# Excerpt provided
········

A Grain of Sand Called Rojava

There is a moment, somewhere on the road between northern Iraq and Siria, when you cross the Tigris on a pontoon bridge. The river moves slowly beneath the planks, wide and brown, indifferent to the trucks and checkpoints and everything happening on its banks. I had studied this river in primary school, its name printed in textbooks alongside the Euphrates, ancient and distant, the kind of place that belongs to history rather than to the present. And yet here it is, real and unhurried, carrying the same water it always has while the world around it keeps changing.

A Mission of Assessment: Listening

I arrived here with Rescue Team APS https://rescueteam.ong for an assessment mission. In the humanitarian world, that word shows up constantly in reports and project proposals, but it means something far simpler: listening. Listening to local first responders, doctors, and families who have been living inside a conflict that the rest of the world has almost stopped watching.

What Is Rojava

The name in Kurdish means simply "west" — the western part of what Kurds call Kurdistan, a land that doesn't exist on any map but stretches across Syria, Iraq, Turkey, and Iran. Here, in northern Syria, Kurdish communities began organizing into forms of local self-governance during the civil war. It is not a state, not a recognized country: it is a fragile autonomous region, suspended between armies, borders, and geopolitical interests far larger than itself.

········

Listings of boxed layout items:

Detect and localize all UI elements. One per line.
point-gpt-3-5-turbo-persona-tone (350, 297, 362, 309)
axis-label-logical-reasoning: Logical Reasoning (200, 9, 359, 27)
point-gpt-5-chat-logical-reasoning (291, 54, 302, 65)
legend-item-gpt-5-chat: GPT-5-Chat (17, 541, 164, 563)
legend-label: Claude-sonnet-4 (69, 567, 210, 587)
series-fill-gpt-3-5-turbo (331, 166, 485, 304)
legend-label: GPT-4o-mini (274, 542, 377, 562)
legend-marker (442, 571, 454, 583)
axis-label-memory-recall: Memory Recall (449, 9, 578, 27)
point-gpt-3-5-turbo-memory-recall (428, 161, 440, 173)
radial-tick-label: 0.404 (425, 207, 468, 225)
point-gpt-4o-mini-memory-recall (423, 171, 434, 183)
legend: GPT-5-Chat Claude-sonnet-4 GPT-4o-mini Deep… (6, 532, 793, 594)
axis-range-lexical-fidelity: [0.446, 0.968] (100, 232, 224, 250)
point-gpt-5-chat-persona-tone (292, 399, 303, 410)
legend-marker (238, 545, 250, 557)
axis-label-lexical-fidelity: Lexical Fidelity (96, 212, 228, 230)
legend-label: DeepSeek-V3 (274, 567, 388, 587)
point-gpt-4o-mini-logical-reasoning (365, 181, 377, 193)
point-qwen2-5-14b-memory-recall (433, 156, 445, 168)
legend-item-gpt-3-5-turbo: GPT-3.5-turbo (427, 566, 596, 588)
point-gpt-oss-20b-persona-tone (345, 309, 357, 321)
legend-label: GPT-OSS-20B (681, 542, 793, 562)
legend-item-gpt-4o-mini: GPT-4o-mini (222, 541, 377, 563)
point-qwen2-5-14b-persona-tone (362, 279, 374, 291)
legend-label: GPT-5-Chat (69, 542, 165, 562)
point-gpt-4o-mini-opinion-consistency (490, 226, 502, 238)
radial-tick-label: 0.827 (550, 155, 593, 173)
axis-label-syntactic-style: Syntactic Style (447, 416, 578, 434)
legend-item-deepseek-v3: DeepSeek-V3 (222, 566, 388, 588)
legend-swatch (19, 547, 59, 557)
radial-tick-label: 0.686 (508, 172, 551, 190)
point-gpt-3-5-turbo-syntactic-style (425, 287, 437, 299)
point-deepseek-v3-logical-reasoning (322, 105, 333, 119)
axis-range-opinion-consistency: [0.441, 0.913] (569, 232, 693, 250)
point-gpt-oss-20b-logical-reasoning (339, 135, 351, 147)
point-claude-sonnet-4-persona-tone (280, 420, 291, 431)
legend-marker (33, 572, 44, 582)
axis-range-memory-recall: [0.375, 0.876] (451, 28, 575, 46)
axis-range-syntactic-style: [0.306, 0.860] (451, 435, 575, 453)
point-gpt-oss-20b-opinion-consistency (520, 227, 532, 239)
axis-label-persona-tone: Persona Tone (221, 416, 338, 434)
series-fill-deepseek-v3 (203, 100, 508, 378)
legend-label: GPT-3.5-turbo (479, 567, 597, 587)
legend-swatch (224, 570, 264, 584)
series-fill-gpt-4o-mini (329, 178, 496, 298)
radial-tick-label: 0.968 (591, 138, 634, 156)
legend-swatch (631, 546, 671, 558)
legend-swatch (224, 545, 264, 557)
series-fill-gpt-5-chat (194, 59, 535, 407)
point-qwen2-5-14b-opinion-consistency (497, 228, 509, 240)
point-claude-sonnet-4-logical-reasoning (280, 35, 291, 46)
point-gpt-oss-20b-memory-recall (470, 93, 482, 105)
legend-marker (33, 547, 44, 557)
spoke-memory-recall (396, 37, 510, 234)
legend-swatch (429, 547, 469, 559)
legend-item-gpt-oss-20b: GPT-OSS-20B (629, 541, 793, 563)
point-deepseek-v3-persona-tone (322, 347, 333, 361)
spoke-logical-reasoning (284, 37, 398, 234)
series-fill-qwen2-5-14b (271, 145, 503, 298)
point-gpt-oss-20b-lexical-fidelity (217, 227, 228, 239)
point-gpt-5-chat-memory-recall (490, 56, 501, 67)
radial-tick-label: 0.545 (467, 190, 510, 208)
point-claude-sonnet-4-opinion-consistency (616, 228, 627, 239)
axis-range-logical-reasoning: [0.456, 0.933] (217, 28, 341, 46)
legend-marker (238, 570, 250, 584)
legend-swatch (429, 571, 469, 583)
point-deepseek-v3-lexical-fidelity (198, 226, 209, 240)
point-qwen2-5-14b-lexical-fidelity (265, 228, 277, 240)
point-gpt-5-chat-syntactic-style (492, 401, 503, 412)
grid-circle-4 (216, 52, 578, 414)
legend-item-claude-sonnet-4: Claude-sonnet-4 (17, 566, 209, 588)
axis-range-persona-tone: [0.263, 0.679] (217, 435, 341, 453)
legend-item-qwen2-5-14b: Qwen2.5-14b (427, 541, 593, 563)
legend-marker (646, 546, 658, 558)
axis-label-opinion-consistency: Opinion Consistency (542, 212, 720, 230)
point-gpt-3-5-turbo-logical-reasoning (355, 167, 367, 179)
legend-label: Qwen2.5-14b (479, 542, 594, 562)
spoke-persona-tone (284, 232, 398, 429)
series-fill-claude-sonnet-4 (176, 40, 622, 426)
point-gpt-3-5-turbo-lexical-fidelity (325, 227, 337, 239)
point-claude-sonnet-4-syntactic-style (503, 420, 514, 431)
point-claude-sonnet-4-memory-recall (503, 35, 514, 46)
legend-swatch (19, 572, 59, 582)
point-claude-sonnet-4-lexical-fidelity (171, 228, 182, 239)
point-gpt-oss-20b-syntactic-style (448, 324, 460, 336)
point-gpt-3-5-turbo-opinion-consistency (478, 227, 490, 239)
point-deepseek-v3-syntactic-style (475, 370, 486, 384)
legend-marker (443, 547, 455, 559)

········

# Complete the following
• A. In the Rojava essay, what does the name Rojava mean in Kurdish?
• B. Turn the paragraph of the Rojava essay that begins "The name in Kurdish means" into a short bulleted list that keeps its main facts.
• C. From the Rojava essay, repeat word for word the stretch from "A Mission of" through "larger than itself.".

# Correct answers
• A. It means "west," the western part of what Kurds call Kurdistan.

• B.
- "Rojava" is Kurdish for "west." It refers to the western part of Kurdistan, a land on no map that stretches across Syria, Iraq, Turkey, and Iran.
- During the civil war, Kurdish communities in northern Syria began organizing into forms of local self-governance.
- It is not a state or a recognized country. It is a fragile autonomous region, suspended between armies, borders, and larger geopolitical interests.

• C.
A Mission of Assessment: Listening

I arrived here with Rescue Team APS https://rescueteam.ong for an assessment mission. In the humanitarian world, that word shows up constantly in reports and project proposals, but it means something far simpler: listening. Listening to local first responders, doctors, and families who have been living inside a conflict that the rest of the world has almost stopped watching.

What Is Rojava

The name in Kurdish means simply "west" — the western part of what Kurds call Kurdistan, a land that doesn't exist on any map but stretches across Syria, Iraq, Turkey, and Iran. Here, in northern Syria, Kurdish communities began organizing into forms of local self-governance during the civil war. It is not a state, not a recognized country: it is a fragile autonomous region, suspended between armies, borders, and geopolitical interests far larger than itself.